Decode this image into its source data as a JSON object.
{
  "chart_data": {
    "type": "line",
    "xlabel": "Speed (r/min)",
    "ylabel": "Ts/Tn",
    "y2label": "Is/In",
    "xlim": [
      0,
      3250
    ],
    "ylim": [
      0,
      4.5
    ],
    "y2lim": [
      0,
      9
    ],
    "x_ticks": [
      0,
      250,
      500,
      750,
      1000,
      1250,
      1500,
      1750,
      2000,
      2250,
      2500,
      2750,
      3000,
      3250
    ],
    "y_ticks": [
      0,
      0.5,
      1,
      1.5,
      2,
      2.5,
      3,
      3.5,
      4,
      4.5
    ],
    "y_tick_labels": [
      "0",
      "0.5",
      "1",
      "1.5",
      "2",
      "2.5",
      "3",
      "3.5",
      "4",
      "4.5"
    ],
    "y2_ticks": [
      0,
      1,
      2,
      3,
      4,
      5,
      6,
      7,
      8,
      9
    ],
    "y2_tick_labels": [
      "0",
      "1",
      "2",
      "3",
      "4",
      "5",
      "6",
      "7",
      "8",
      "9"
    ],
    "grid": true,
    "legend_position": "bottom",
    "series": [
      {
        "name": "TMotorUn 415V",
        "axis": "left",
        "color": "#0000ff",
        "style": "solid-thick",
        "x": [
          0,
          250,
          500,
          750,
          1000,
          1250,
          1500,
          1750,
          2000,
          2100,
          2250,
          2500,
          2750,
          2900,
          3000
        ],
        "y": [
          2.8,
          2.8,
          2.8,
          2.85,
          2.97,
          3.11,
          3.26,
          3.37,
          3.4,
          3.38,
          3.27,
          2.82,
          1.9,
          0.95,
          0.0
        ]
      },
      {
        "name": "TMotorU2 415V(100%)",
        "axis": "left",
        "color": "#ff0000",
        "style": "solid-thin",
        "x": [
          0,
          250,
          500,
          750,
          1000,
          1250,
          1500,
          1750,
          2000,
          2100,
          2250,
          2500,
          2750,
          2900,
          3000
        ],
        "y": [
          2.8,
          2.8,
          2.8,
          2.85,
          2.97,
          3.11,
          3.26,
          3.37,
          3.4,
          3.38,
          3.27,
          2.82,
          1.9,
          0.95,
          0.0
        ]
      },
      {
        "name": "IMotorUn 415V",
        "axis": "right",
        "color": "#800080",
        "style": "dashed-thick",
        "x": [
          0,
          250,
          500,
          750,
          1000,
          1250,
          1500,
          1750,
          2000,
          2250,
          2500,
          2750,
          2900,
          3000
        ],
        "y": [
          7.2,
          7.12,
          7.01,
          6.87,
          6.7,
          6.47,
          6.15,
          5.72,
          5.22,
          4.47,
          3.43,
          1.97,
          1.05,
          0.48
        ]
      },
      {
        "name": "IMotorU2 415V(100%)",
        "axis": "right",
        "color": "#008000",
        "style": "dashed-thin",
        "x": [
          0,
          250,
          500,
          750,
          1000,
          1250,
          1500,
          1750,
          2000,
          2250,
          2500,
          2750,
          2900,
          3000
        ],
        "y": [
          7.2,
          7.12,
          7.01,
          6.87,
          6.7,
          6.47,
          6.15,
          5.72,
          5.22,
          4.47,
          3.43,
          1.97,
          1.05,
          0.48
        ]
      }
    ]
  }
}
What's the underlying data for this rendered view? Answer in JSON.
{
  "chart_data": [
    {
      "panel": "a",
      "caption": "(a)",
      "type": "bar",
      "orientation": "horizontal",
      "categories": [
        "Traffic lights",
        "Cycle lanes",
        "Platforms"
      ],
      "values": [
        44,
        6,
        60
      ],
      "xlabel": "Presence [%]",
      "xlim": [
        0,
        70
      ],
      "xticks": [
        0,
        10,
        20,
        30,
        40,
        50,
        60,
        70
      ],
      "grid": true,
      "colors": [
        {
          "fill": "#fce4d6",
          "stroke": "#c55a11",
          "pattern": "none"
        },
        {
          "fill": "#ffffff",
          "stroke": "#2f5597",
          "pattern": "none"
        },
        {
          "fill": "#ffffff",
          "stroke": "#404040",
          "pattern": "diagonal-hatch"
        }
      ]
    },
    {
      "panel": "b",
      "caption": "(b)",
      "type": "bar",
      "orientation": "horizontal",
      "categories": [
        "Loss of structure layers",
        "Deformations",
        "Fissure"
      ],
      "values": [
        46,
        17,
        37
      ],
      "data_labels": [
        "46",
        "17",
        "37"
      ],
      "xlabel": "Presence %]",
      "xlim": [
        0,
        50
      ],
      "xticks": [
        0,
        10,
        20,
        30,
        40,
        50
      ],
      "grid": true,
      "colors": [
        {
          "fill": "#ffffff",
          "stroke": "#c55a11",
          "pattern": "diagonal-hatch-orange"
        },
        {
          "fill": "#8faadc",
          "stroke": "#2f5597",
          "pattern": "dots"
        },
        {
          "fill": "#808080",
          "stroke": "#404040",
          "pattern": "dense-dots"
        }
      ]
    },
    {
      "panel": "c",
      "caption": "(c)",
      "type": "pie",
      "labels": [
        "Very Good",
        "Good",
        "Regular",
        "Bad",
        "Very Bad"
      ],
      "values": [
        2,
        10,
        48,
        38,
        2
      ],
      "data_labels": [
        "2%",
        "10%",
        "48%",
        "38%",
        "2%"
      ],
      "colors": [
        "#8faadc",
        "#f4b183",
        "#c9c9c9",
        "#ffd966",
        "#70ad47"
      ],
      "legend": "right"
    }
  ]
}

» JOB: Each record above should be output again exactly.

» EXPECTED ANSWER:
Decode this image into its source data as a JSON object.
{
  "chart_data": {
    "type": "line",
    "xlabel": "Speed (r/min)",
    "ylabel": "Ts/Tn",
    "y2label": "Is/In",
    "xlim": [
      0,
      3250
    ],
    "ylim": [
      0,
      4.5
    ],
    "y2lim": [
      0,
      9
    ],
    "x_ticks": [
      0,
      250,
      500,
      750,
      1000,
      1250,
      1500,
      1750,
      2000,
      2250,
      2500,
      2750,
      3000,
      3250
    ],
    "y_ticks": [
      0,
      0.5,
      1,
      1.5,
      2,
      2.5,
      3,
      3.5,
      4,
      4.5
    ],
    "y_tick_labels": [
      "0",
      "0.5",
      "1",
      "1.5",
      "2",
      "2.5",
      "3",
      "3.5",
      "4",
      "4.5"
    ],
    "y2_ticks": [
      0,
      1,
      2,
      3,
      4,
      5,
      6,
      7,
      8,
      9
    ],
    "y2_tick_labels": [
      "0",
      "1",
      "2",
      "3",
      "4",
      "5",
      "6",
      "7",
      "8",
      "9"
    ],
    "grid": true,
    "legend_position": "bottom",
    "series": [
      {
        "name": "TMotorUn 415V",
        "axis": "left",
        "color": "#0000ff",
        "style": "solid-thick",
        "x": [
          0,
          250,
          500,
          750,
          1000,
          1250,
          1500,
          1750,
          2000,
          2100,
          2250,
          2500,
          2750,
          2900,
          3000
        ],
        "y": [
          2.8,
          2.8,
          2.8,
          2.85,
          2.97,
          3.11,
          3.26,
          3.37,
          3.4,
          3.38,
          3.27,
          2.82,
          1.9,
          0.95,
          0.0
        ]
      },
      {
        "name": "TMotorU2 415V(100%)",
        "axis": "left",
        "color": "#ff0000",
        "style": "solid-thin",
        "x": [
          0,
          250,
          500,
          750,
          1000,
          1250,
          1500,
          1750,
          2000,
          2100,
          2250,
          2500,
          2750,
          2900,
          3000
        ],
        "y": [
          2.8,
          2.8,
          2.8,
          2.85,
          2.97,
          3.11,
          3.26,
          3.37,
          3.4,
          3.38,
          3.27,
          2.82,
          1.9,
          0.95,
          0.0
        ]
      },
      {
        "name": "IMotorUn 415V",
        "axis": "right",
        "color": "#800080",
        "style": "dashed-thick",
        "x": [
          0,
          250,
          500,
          750,
          1000,
          1250,
          1500,
          1750,
          2000,
          2250,
          2500,
          2750,
          2900,
          3000
        ],
        "y": [
          7.2,
          7.12,
          7.01,
          6.87,
          6.7,
          6.47,
          6.15,
          5.72,
          5.22,
          4.47,
          3.43,
          1.97,
          1.05,
          0.48
        ]
      },
      {
        "name": "IMotorU2 415V(100%)",
        "axis": "right",
        "color": "#008000",
        "style": "dashed-thin",
        "x": [
          0,
          250,
          500,
          750,
          1000,
          1250,
          1500,
          1750,
          2000,
          2250,
          2500,
          2750,
          2900,
          3000
        ],
        "y": [
          7.2,
          7.12,
          7.01,
          6.87,
          6.7,
          6.47,
          6.15,
          5.72,
          5.22,
          4.47,
          3.43,
          1.97,
          1.05,
          0.48
        ]
      }
    ]
  }
}
What's the underlying data for this rendered view? Answer in JSON.
{
  "chart_data": [
    {
      "panel": "a",
      "caption": "(a)",
      "type": "bar",
      "orientation": "horizontal",
      "categories": [
        "Traffic lights",
        "Cycle lanes",
        "Platforms"
      ],
      "values": [
        44,
        6,
        60
      ],
      "xlabel": "Presence [%]",
      "xlim": [
        0,
        70
      ],
      "xticks": [
        0,
        10,
        20,
        30,
        40,
        50,
        60,
        70
      ],
      "grid": true,
      "colors": [
        {
          "fill": "#fce4d6",
          "stroke": "#c55a11",
          "pattern": "none"
        },
        {
          "fill": "#ffffff",
          "stroke": "#2f5597",
          "pattern": "none"
        },
        {
          "fill": "#ffffff",
          "stroke": "#404040",
          "pattern": "diagonal-hatch"
        }
      ]
    },
    {
      "panel": "b",
      "caption": "(b)",
      "type": "bar",
      "orientation": "horizontal",
      "categories": [
        "Loss of structure layers",
        "Deformations",
        "Fissure"
      ],
      "values": [
        46,
        17,
        37
      ],
      "data_labels": [
        "46",
        "17",
        "37"
      ],
      "xlabel": "Presence %]",
      "xlim": [
        0,
        50
      ],
      "xticks": [
        0,
        10,
        20,
        30,
        40,
        50
      ],
      "grid": true,
      "colors": [
        {
          "fill": "#ffffff",
          "stroke": "#c55a11",
          "pattern": "diagonal-hatch-orange"
        },
        {
          "fill": "#8faadc",
          "stroke": "#2f5597",
          "pattern": "dots"
        },
        {
          "fill": "#808080",
          "stroke": "#404040",
          "pattern": "dense-dots"
        }
      ]
    },
    {
      "panel": "c",
      "caption": "(c)",
      "type": "pie",
      "labels": [
        "Very Good",
        "Good",
        "Regular",
        "Bad",
        "Very Bad"
      ],
      "values": [
        2,
        10,
        48,
        38,
        2
      ],
      "data_labels": [
        "2%",
        "10%",
        "48%",
        "38%",
        "2%"
      ],
      "colors": [
        "#8faadc",
        "#f4b183",
        "#c9c9c9",
        "#ffd966",
        "#70ad47"
      ],
      "legend": "right"
    }
  ]
}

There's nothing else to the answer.